- To be done
Search the records that follow and extract every line containing the string "计算机专业实习周记".

- Information supplied
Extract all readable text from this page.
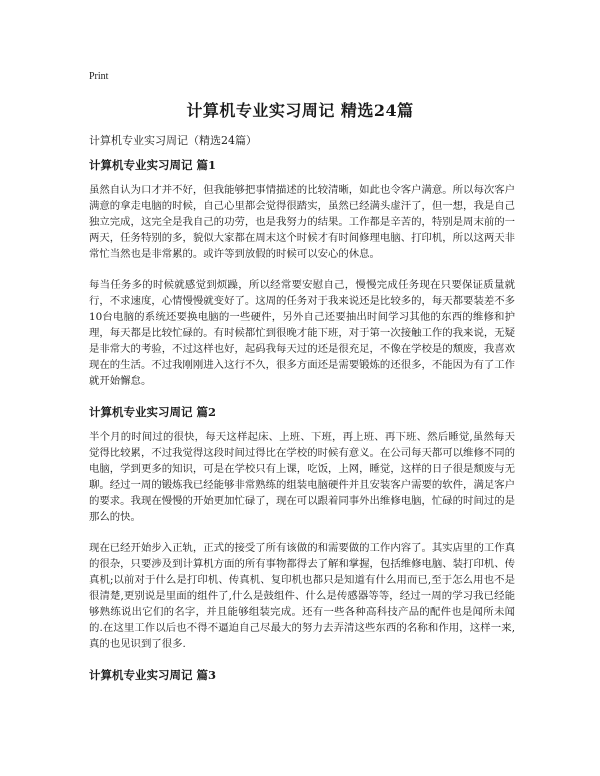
Print
计算机专业实习周记 精选24篇

计算机专业实习周记（精选24篇）

计算机专业实习周记 篇1

虽然自认为口才并不好，但我能够把事情描述的比较清晰，如此也令客户满意。所以每次客户满意的拿走电脑的时候，自己心里都会觉得很踏实，虽然已经满头虚汗了，但一想，我是自己独立完成，这完全是我自己的功劳，也是我努力的结果。工作都是辛苦的，特别是周末前的一两天，任务特别的多，貌似大家都在周末这个时候才有时间修理电脑、打印机，所以这两天非常忙当然也是非常累的。或许等到放假的时候可以安心的休息。

每当任务多的时候就感觉到烦躁，所以经常要安慰自己，慢慢完成任务现在只要保证质量就行，不求速度，心情慢慢就变好了。这周的任务对于我来说还是比较多的，每天都要装差不多10台电脑的系统还要换电脑的一些硬件，另外自己还要抽出时间学习其他的东西的维修和护理，每天都是比较忙碌的。有时候都忙到很晚才能下班，对于第一次接触工作的我来说，无疑是非常大的考验，不过这样也好，起码我每天过的还是很充足，不像在学校是的颓废，我喜欢现在的生活。不过我刚刚进入这行不久，很多方面还是需要锻炼的还很多，不能因为有了工作就开始懈怠。

计算机专业实习周记 篇2

半个月的时间过的很快，每天这样起床、上班、下班，再上班、再下班、然后睡觉,虽然每天觉得比较累，不过我觉得这段时间过得比在学校的时候有意义。在公司每天都可以维修不同的电脑，学到更多的知识，可是在学校只有上课，吃饭，上网，睡觉，这样的日子很是颓废与无聊。经过一周的锻炼我已经能够非常熟练的组装电脑硬件并且安装客户需要的软件，满足客户的要求。我现在慢慢的开始更加忙碌了，现在可以跟着同事外出维修电脑，忙碌的时间过的是那么的快。

现在已经开始步入正轨，正式的接受了所有该做的和需要做的工作内容了。其实店里的工作真的很杂，只要涉及到计算机方面的所有事物都得去了解和掌握，包括维修电脑、装打印机、传真机;以前对于什么是打印机、传真机、复印机也都只是知道有什么用而已,至于怎么用也不是很清楚,更别说是里面的组件了,什么是鼓组件、什么是传感器等等，经过一周的学习我已经能够熟练说出它们的名字，并且能够组装完成。还有一些各种高科技产品的配件也是闻所未闻的.在这里工作以后也不得不逼迫自己尽最大的努力去弄清这些东西的名称和作用，这样一来,真的也见识到了很多.

计算机专业实习周记 篇3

- Answer to the exercise
计算机专业实习周记 精选24篇
计算机专业实习周记（精选24篇）
计算机专业实习周记 篇1
计算机专业实习周记 篇2
计算机专业实习周记 篇3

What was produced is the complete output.